**Problem statement:**
Read the material below. Count the lines containing "type" and give that count alone.

[Data records]
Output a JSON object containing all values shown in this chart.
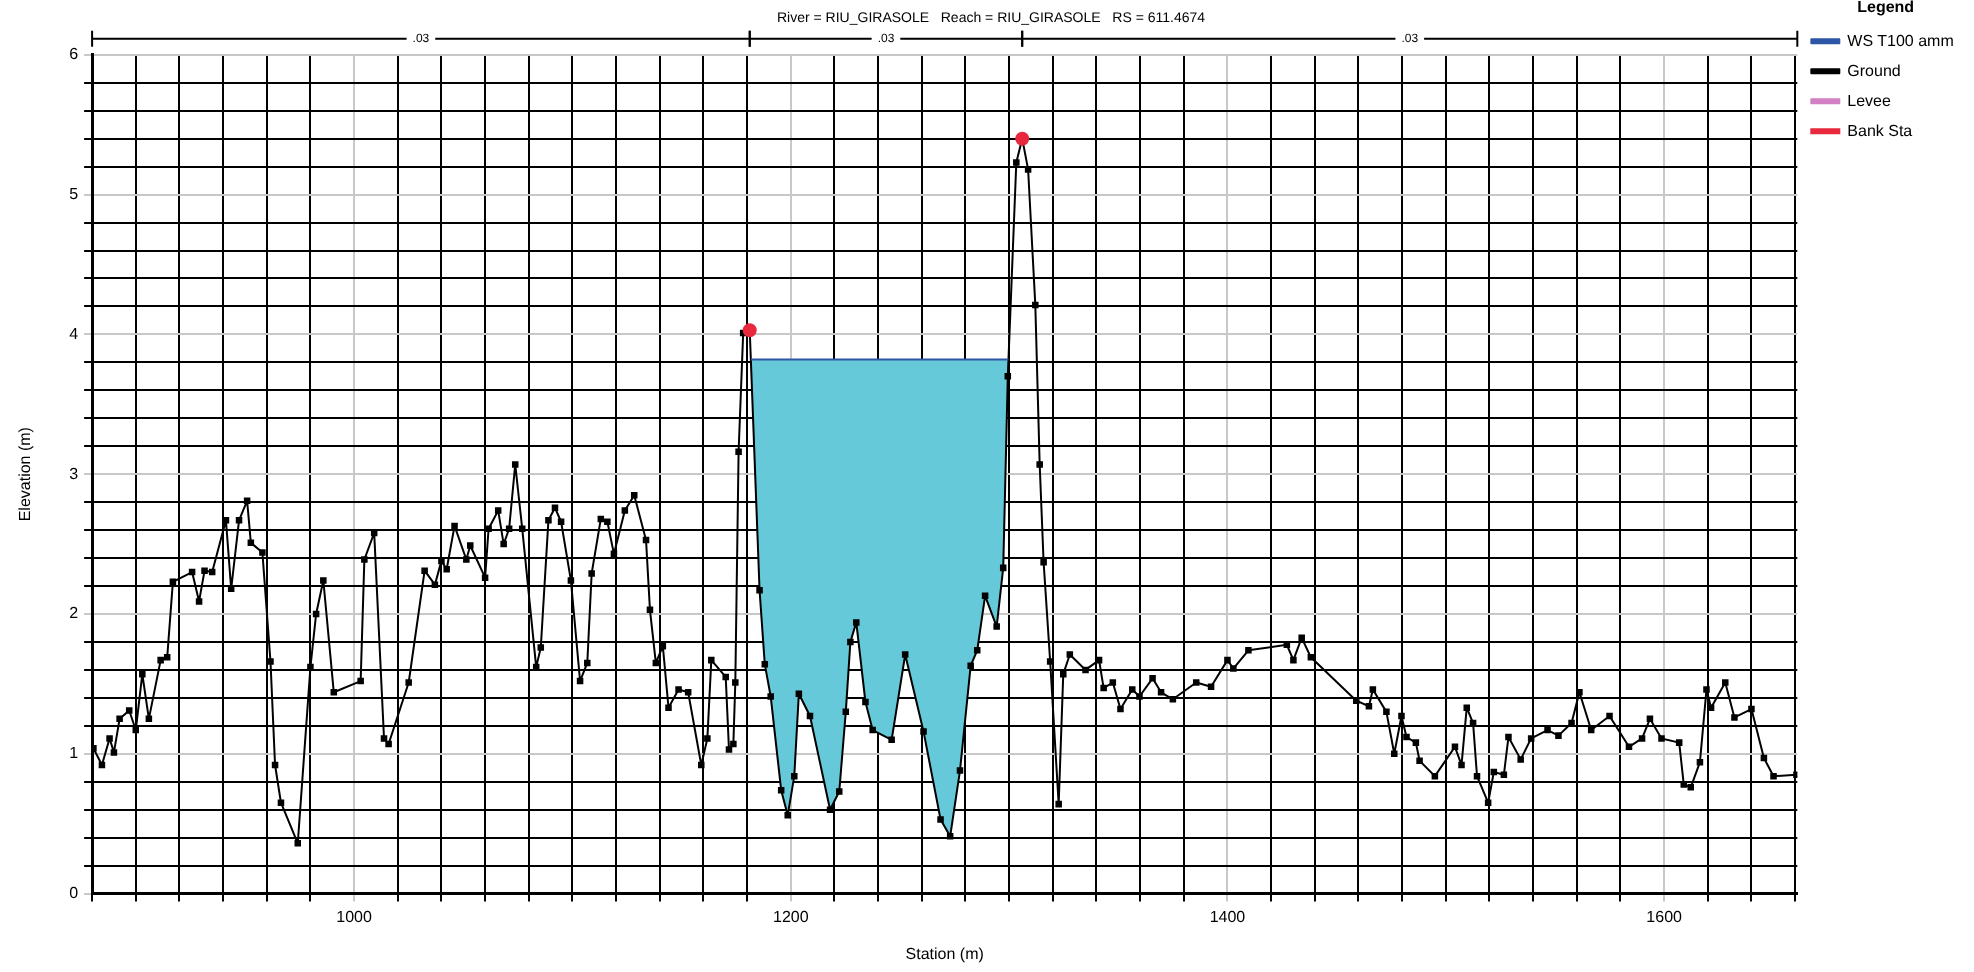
{
  "chart_data": {
    "type": "line",
    "title": "River = RIU_GIRASOLE   Reach = RIU_GIRASOLE   RS = 611.4674",
    "xlabel": "Station (m)",
    "ylabel": "Elevation (m)",
    "legend_title": "Legend",
    "legend": "right",
    "grid": true,
    "xlim": [
      880,
      1661
    ],
    "ylim": [
      0,
      6
    ],
    "xticks": [
      {
        "value": 880,
        "label": null
      },
      {
        "value": 900,
        "label": null
      },
      {
        "value": 920,
        "label": null
      },
      {
        "value": 940,
        "label": null
      },
      {
        "value": 960,
        "label": null
      },
      {
        "value": 980,
        "label": null
      },
      1000,
      {
        "value": 1020,
        "label": null
      },
      {
        "value": 1040,
        "label": null
      },
      {
        "value": 1060,
        "label": null
      },
      {
        "value": 1080,
        "label": null
      },
      {
        "value": 1100,
        "label": null
      },
      {
        "value": 1120,
        "label": null
      },
      {
        "value": 1140,
        "label": null
      },
      {
        "value": 1160,
        "label": null
      },
      {
        "value": 1180,
        "label": null
      },
      1200,
      {
        "value": 1220,
        "label": null
      },
      {
        "value": 1240,
        "label": null
      },
      {
        "value": 1260,
        "label": null
      },
      {
        "value": 1280,
        "label": null
      },
      {
        "value": 1300,
        "label": null
      },
      {
        "value": 1320,
        "label": null
      },
      {
        "value": 1340,
        "label": null
      },
      {
        "value": 1360,
        "label": null
      },
      {
        "value": 1380,
        "label": null
      },
      1400,
      {
        "value": 1420,
        "label": null
      },
      {
        "value": 1440,
        "label": null
      },
      {
        "value": 1460,
        "label": null
      },
      {
        "value": 1480,
        "label": null
      },
      {
        "value": 1500,
        "label": null
      },
      {
        "value": 1520,
        "label": null
      },
      {
        "value": 1540,
        "label": null
      },
      {
        "value": 1560,
        "label": null
      },
      {
        "value": 1580,
        "label": null
      },
      1600,
      {
        "value": 1620,
        "label": null
      },
      {
        "value": 1640,
        "label": null
      },
      {
        "value": 1660,
        "label": null
      }
    ],
    "yticks": [
      0,
      {
        "value": 0.2,
        "label": null
      },
      {
        "value": 0.4,
        "label": null
      },
      {
        "value": 0.6,
        "label": null
      },
      {
        "value": 0.8,
        "label": null
      },
      1,
      {
        "value": 1.2,
        "label": null
      },
      {
        "value": 1.4,
        "label": null
      },
      {
        "value": 1.6,
        "label": null
      },
      {
        "value": 1.8,
        "label": null
      },
      2,
      {
        "value": 2.2,
        "label": null
      },
      {
        "value": 2.4,
        "label": null
      },
      {
        "value": 2.6,
        "label": null
      },
      {
        "value": 2.8,
        "label": null
      },
      3,
      {
        "value": 3.2,
        "label": null
      },
      {
        "value": 3.4,
        "label": null
      },
      {
        "value": 3.6,
        "label": null
      },
      {
        "value": 3.8,
        "label": null
      },
      4,
      {
        "value": 4.2,
        "label": null
      },
      {
        "value": 4.4,
        "label": null
      },
      {
        "value": 4.6,
        "label": null
      },
      {
        "value": 4.8,
        "label": null
      },
      5,
      {
        "value": 5.2,
        "label": null
      },
      {
        "value": 5.4,
        "label": null
      },
      {
        "value": 5.6,
        "label": null
      },
      {
        "value": 5.8,
        "label": null
      },
      6
    ],
    "annotations": [
      ".03",
      ".03",
      ".03"
    ],
    "series": [
      {
        "name": "WS T100 amm",
        "type": "line",
        "marker": "none",
        "color": "#2e56a6",
        "x": [
          1181.7,
          1185.7,
          1188.1,
          1190.8,
          1195.6,
          1198.6,
          1201.6,
          1203.7,
          1208.8,
          1218,
          1222.2,
          1225.2,
          1227.3,
          1230,
          1234.2,
          1237.5,
          1246.2,
          1252.4,
          1260.8,
          1268.6,
          1273,
          1277.5,
          1282.4,
          1285.4,
          1289,
          1294.3,
          1297.3,
          1299.4,
          1299.7
        ],
        "values": [
          3.82,
          3.82,
          3.82,
          3.82,
          3.82,
          3.82,
          3.82,
          3.82,
          3.82,
          3.82,
          3.82,
          3.82,
          3.82,
          3.82,
          3.82,
          3.82,
          3.82,
          3.82,
          3.82,
          3.82,
          3.82,
          3.82,
          3.82,
          3.82,
          3.82,
          3.82,
          3.82,
          3.82,
          3.82
        ],
        "upper": [
          3.82,
          3.82,
          3.82,
          3.82,
          3.82,
          3.82,
          3.82,
          3.82,
          3.82,
          3.82,
          3.82,
          3.82,
          3.82,
          3.82,
          3.82,
          3.82,
          3.82,
          3.82,
          3.82,
          3.82,
          3.82,
          3.82,
          3.82,
          3.82,
          3.82,
          3.82,
          3.82,
          3.82,
          3.82
        ],
        "lower": [
          3.82,
          2.17,
          1.64,
          1.41,
          0.74,
          0.56,
          0.84,
          1.43,
          1.27,
          0.6,
          0.73,
          1.3,
          1.8,
          1.94,
          1.37,
          1.17,
          1.1,
          1.71,
          1.16,
          0.53,
          0.41,
          0.88,
          1.63,
          1.74,
          2.13,
          1.91,
          2.33,
          3.7,
          3.82
        ]
      },
      {
        "name": "Ground",
        "type": "line",
        "marker": "square",
        "color": "#000000",
        "x": [
          880.6,
          884.5,
          888,
          890,
          892.6,
          897,
          900,
          903,
          906,
          911.4,
          914.4,
          917,
          925.8,
          929,
          931.5,
          935,
          941.3,
          943.7,
          947.3,
          951,
          952.7,
          958,
          961.7,
          963.8,
          966.5,
          974.2,
          980,
          982.6,
          985.9,
          990.7,
          1003,
          1004.7,
          1009.2,
          1013.7,
          1015.8,
          1025,
          1032.3,
          1037,
          1040,
          1042.4,
          1046,
          1051.4,
          1053.2,
          1060,
          1061.6,
          1066,
          1068.5,
          1071,
          1073.8,
          1077,
          1083.4,
          1085.5,
          1089,
          1092,
          1094.8,
          1099.3,
          1103.5,
          1106.8,
          1108.8,
          1113,
          1116,
          1119,
          1124,
          1128.3,
          1133.7,
          1135.5,
          1138.2,
          1141.4,
          1144,
          1148.6,
          1153,
          1159,
          1161.8,
          1163.6,
          1170.2,
          1171.7,
          1173.7,
          1174.6,
          1176.1,
          1178.2,
          1181.2,
          1185.7,
          1188.1,
          1190.8,
          1195.6,
          1198.6,
          1201.6,
          1203.7,
          1208.8,
          1218,
          1222.2,
          1225.2,
          1227.3,
          1230,
          1234.2,
          1237.5,
          1246.2,
          1252.4,
          1260.8,
          1268.6,
          1273,
          1277.5,
          1282.4,
          1285.4,
          1289,
          1294.3,
          1297.3,
          1299.4,
          1303.3,
          1306,
          1308.7,
          1312,
          1314,
          1315.8,
          1318.8,
          1322.7,
          1324.8,
          1327.8,
          1335,
          1341.2,
          1343.3,
          1347.5,
          1351,
          1356.4,
          1359.7,
          1365.7,
          1369.6,
          1375,
          1385.7,
          1392.5,
          1400,
          1402.7,
          1409.6,
          1427.2,
          1430.2,
          1434,
          1438.2,
          1459,
          1464.8,
          1466.6,
          1472.8,
          1476.4,
          1479.7,
          1482,
          1486.3,
          1488,
          1495,
          1504.2,
          1507.2,
          1509.6,
          1512.5,
          1514.3,
          1519.4,
          1522,
          1526.6,
          1528.7,
          1534.3,
          1539.1,
          1546.6,
          1551.6,
          1557.6,
          1561.2,
          1566.6,
          1575,
          1583.9,
          1589.9,
          1593.5,
          1598.8,
          1606.9,
          1609,
          1612.2,
          1616.4,
          1619.4,
          1621.5,
          1628,
          1632.2,
          1640,
          1645.7,
          1650.1,
          1660.6
        ],
        "values": [
          1.04,
          0.92,
          1.11,
          1.01,
          1.25,
          1.31,
          1.17,
          1.57,
          1.25,
          1.67,
          1.69,
          2.23,
          2.3,
          2.09,
          2.31,
          2.3,
          2.67,
          2.18,
          2.67,
          2.81,
          2.51,
          2.44,
          1.66,
          0.92,
          0.65,
          0.36,
          1.62,
          2,
          2.24,
          1.44,
          1.52,
          2.39,
          2.58,
          1.11,
          1.07,
          1.51,
          2.31,
          2.21,
          2.38,
          2.32,
          2.63,
          2.39,
          2.49,
          2.26,
          2.61,
          2.74,
          2.5,
          2.61,
          3.07,
          2.61,
          1.62,
          1.76,
          2.67,
          2.76,
          2.66,
          2.24,
          1.52,
          1.65,
          2.29,
          2.68,
          2.66,
          2.43,
          2.74,
          2.85,
          2.53,
          2.03,
          1.65,
          1.77,
          1.33,
          1.46,
          1.44,
          0.92,
          1.11,
          1.67,
          1.55,
          1.03,
          1.07,
          1.51,
          3.16,
          4.01,
          4.03,
          2.17,
          1.64,
          1.41,
          0.74,
          0.56,
          0.84,
          1.43,
          1.27,
          0.6,
          0.73,
          1.3,
          1.8,
          1.94,
          1.37,
          1.17,
          1.1,
          1.71,
          1.16,
          0.53,
          0.41,
          0.88,
          1.63,
          1.74,
          2.13,
          1.91,
          2.33,
          3.7,
          5.23,
          5.4,
          5.18,
          4.21,
          3.07,
          2.37,
          1.66,
          0.64,
          1.57,
          1.71,
          1.6,
          1.67,
          1.47,
          1.51,
          1.32,
          1.46,
          1.41,
          1.54,
          1.44,
          1.39,
          1.51,
          1.48,
          1.67,
          1.61,
          1.74,
          1.78,
          1.67,
          1.83,
          1.69,
          1.38,
          1.34,
          1.46,
          1.3,
          1,
          1.27,
          1.12,
          1.08,
          0.95,
          0.84,
          1.05,
          0.92,
          1.33,
          1.22,
          0.84,
          0.65,
          0.87,
          0.85,
          1.12,
          0.96,
          1.11,
          1.17,
          1.13,
          1.22,
          1.44,
          1.17,
          1.27,
          1.05,
          1.11,
          1.25,
          1.11,
          1.08,
          0.78,
          0.76,
          0.94,
          1.46,
          1.33,
          1.51,
          1.26,
          1.32,
          0.97,
          0.84,
          0.85
        ]
      },
      {
        "name": "Levee",
        "marker": "square",
        "color": "#d27fc3"
      },
      {
        "name": "Bank Sta",
        "type": "scatter",
        "marker": "circle",
        "color": "#e8283c",
        "x": [
          1181.2,
          1306
        ],
        "values": [
          4.03,
          5.4
        ]
      }
    ]
  }
}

**Written response:**
4